Written problem
Emit the entire listing verbatim.

Exercise material

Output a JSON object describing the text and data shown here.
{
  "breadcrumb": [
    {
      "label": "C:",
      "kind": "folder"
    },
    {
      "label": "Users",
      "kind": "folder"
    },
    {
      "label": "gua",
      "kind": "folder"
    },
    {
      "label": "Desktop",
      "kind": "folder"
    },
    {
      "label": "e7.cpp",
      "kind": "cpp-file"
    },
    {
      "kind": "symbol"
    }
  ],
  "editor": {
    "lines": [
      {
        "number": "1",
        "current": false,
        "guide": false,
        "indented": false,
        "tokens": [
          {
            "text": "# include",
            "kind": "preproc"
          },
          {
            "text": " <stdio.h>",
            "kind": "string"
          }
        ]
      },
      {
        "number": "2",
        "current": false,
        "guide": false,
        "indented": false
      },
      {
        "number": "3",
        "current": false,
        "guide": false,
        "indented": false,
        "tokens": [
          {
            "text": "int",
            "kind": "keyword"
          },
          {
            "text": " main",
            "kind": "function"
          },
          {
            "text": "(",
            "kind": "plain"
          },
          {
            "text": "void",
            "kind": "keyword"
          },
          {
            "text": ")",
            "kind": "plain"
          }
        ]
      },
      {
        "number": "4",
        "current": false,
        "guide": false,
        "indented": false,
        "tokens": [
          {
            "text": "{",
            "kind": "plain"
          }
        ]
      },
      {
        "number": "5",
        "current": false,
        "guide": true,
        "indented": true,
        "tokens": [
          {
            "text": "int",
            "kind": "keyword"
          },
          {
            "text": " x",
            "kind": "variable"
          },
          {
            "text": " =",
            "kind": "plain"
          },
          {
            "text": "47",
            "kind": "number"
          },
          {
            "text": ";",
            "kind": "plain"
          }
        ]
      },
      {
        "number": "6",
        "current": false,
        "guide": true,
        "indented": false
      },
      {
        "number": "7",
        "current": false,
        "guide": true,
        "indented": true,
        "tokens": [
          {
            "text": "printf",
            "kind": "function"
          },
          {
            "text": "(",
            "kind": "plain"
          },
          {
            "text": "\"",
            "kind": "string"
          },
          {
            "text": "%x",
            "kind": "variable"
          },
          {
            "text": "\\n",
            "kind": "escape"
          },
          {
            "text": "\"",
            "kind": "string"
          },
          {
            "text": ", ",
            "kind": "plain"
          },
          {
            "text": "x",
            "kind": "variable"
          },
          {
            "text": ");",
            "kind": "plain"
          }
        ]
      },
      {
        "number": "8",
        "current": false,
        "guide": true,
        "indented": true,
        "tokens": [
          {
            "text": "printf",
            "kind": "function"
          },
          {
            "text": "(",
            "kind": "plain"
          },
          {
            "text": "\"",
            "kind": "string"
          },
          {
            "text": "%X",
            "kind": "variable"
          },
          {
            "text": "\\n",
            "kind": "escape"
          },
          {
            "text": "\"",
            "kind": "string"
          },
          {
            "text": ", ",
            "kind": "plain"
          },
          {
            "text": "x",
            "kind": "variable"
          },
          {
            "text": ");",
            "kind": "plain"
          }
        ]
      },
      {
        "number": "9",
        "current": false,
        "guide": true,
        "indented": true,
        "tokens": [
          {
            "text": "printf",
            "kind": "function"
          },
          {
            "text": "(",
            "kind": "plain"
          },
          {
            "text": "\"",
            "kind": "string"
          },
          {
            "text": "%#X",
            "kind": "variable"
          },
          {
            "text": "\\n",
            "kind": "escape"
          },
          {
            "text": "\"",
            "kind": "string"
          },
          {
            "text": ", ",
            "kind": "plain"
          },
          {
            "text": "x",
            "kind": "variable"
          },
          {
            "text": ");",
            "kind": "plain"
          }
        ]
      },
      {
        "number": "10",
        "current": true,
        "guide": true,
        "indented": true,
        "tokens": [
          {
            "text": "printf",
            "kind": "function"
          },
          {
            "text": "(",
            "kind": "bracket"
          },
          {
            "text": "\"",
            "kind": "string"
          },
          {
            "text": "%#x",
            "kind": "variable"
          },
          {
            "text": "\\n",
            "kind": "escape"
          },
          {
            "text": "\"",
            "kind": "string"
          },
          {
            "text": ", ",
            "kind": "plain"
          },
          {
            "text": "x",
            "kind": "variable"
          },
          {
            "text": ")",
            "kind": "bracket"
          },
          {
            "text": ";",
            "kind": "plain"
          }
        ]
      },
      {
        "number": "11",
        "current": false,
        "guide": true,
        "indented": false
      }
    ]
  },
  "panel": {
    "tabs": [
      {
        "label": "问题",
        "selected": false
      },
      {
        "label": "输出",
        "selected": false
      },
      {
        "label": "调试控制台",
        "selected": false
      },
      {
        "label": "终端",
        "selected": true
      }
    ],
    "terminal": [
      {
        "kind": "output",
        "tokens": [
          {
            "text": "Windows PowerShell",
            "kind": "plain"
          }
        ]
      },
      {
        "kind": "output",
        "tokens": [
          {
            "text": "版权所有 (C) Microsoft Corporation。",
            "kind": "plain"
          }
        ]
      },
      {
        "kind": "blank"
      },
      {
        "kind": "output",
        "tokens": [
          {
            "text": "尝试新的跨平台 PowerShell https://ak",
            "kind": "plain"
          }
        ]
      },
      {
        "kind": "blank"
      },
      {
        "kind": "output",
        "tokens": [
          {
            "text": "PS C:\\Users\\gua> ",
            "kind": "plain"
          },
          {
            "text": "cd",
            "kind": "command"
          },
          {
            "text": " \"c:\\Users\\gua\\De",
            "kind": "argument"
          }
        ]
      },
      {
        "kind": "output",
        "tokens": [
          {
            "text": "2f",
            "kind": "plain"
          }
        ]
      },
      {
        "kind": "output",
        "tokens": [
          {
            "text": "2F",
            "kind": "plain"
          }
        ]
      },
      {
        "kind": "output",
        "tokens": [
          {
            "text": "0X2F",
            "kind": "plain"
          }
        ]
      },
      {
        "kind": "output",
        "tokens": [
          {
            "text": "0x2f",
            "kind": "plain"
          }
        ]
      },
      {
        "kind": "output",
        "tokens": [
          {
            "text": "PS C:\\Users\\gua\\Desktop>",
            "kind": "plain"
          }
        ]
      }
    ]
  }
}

Result of this task
Output a JSON object describing the text and data shown here.
{
  "breadcrumb": [
    {
      "label": "C:",
      "kind": "folder"
    },
    {
      "label": "Users",
      "kind": "folder"
    },
    {
      "label": "gua",
      "kind": "folder"
    },
    {
      "label": "Desktop",
      "kind": "folder"
    },
    {
      "label": "e7.cpp",
      "kind": "cpp-file"
    },
    {
      "kind": "symbol"
    }
  ],
  "editor": {
    "lines": [
      {
        "number": "1",
        "current": false,
        "guide": false,
        "indented": false,
        "tokens": [
          {
            "text": "# include",
            "kind": "preproc"
          },
          {
            "text": " <stdio.h>",
            "kind": "string"
          }
        ]
      },
      {
        "number": "2",
        "current": false,
        "guide": false,
        "indented": false
      },
      {
        "number": "3",
        "current": false,
        "guide": false,
        "indented": false,
        "tokens": [
          {
            "text": "int",
            "kind": "keyword"
          },
          {
            "text": " main",
            "kind": "function"
          },
          {
            "text": "(",
            "kind": "plain"
          },
          {
            "text": "void",
            "kind": "keyword"
          },
          {
            "text": ")",
            "kind": "plain"
          }
        ]
      },
      {
        "number": "4",
        "current": false,
        "guide": false,
        "indented": false,
        "tokens": [
          {
            "text": "{",
            "kind": "plain"
          }
        ]
      },
      {
        "number": "5",
        "current": false,
        "guide": true,
        "indented": true,
        "tokens": [
          {
            "text": "int",
            "kind": "keyword"
          },
          {
            "text": " x",
            "kind": "variable"
          },
          {
            "text": " =",
            "kind": "plain"
          },
          {
            "text": "47",
            "kind": "number"
          },
          {
            "text": ";",
            "kind": "plain"
          }
        ]
      },
      {
        "number": "6",
        "current": false,
        "guide": true,
        "indented": false
      },
      {
        "number": "7",
        "current": false,
        "guide": true,
        "indented": true,
        "tokens": [
          {
            "text": "printf",
            "kind": "function"
          },
          {
            "text": "(",
            "kind": "plain"
          },
          {
            "text": "\"",
            "kind": "string"
          },
          {
            "text": "%x",
            "kind": "variable"
          },
          {
            "text": "\\n",
            "kind": "escape"
          },
          {
            "text": "\"",
            "kind": "string"
          },
          {
            "text": ", ",
            "kind": "plain"
          },
          {
            "text": "x",
            "kind": "variable"
          },
          {
            "text": ");",
            "kind": "plain"
          }
        ]
      },
      {
        "number": "8",
        "current": false,
        "guide": true,
        "indented": true,
        "tokens": [
          {
            "text": "printf",
            "kind": "function"
          },
          {
            "text": "(",
            "kind": "plain"
          },
          {
            "text": "\"",
            "kind": "string"
          },
          {
            "text": "%X",
            "kind": "variable"
          },
          {
            "text": "\\n",
            "kind": "escape"
          },
          {
            "text": "\"",
            "kind": "string"
          },
          {
            "text": ", ",
            "kind": "plain"
          },
          {
            "text": "x",
            "kind": "variable"
          },
          {
            "text": ");",
            "kind": "plain"
          }
        ]
      },
      {
        "number": "9",
        "current": false,
        "guide": true,
        "indented": true,
        "tokens": [
          {
            "text": "printf",
            "kind": "function"
          },
          {
            "text": "(",
            "kind": "plain"
          },
          {
            "text": "\"",
            "kind": "string"
          },
          {
            "text": "%#X",
            "kind": "variable"
          },
          {
            "text": "\\n",
            "kind": "escape"
          },
          {
            "text": "\"",
            "kind": "string"
          },
          {
            "text": ", ",
            "kind": "plain"
          },
          {
            "text": "x",
            "kind": "variable"
          },
          {
            "text": ");",
            "kind": "plain"
          }
        ]
      },
      {
        "number": "10",
        "current": true,
        "guide": true,
        "indented": true,
        "tokens": [
          {
            "text": "printf",
            "kind": "function"
          },
          {
            "text": "(",
            "kind": "bracket"
          },
          {
            "text": "\"",
            "kind": "string"
          },
          {
            "text": "%#x",
            "kind": "variable"
          },
          {
            "text": "\\n",
            "kind": "escape"
          },
          {
            "text": "\"",
            "kind": "string"
          },
          {
            "text": ", ",
            "kind": "plain"
          },
          {
            "text": "x",
            "kind": "variable"
          },
          {
            "text": ")",
            "kind": "bracket"
          },
          {
            "text": ";",
            "kind": "plain"
          }
        ]
      },
      {
        "number": "11",
        "current": false,
        "guide": true,
        "indented": false
      }
    ]
  },
  "panel": {
    "tabs": [
      {
        "label": "问题",
        "selected": false
      },
      {
        "label": "输出",
        "selected": false
      },
      {
        "label": "调试控制台",
        "selected": false
      },
      {
        "label": "终端",
        "selected": true
      }
    ],
    "terminal": [
      {
        "kind": "output",
        "tokens": [
          {
            "text": "Windows PowerShell",
            "kind": "plain"
          }
        ]
      },
      {
        "kind": "output",
        "tokens": [
          {
            "text": "版权所有 (C) Microsoft Corporation。",
            "kind": "plain"
          }
        ]
      },
      {
        "kind": "blank"
      },
      {
        "kind": "output",
        "tokens": [
          {
            "text": "尝试新的跨平台 PowerShell https://ak",
            "kind": "plain"
          }
        ]
      },
      {
        "kind": "blank"
      },
      {
        "kind": "output",
        "tokens": [
          {
            "text": "PS C:\\Users\\gua> ",
            "kind": "plain"
          },
          {
            "text": "cd",
            "kind": "command"
          },
          {
            "text": " \"c:\\Users\\gua\\De",
            "kind": "argument"
          }
        ]
      },
      {
        "kind": "output",
        "tokens": [
          {
            "text": "2f",
            "kind": "plain"
          }
        ]
      },
      {
        "kind": "output",
        "tokens": [
          {
            "text": "2F",
            "kind": "plain"
          }
        ]
      },
      {
        "kind": "output",
        "tokens": [
          {
            "text": "0X2F",
            "kind": "plain"
          }
        ]
      },
      {
        "kind": "output",
        "tokens": [
          {
            "text": "0x2f",
            "kind": "plain"
          }
        ]
      },
      {
        "kind": "output",
        "tokens": [
          {
            "text": "PS C:\\Users\\gua\\Desktop>",
            "kind": "plain"
          }
        ]
      }
    ]
  }
}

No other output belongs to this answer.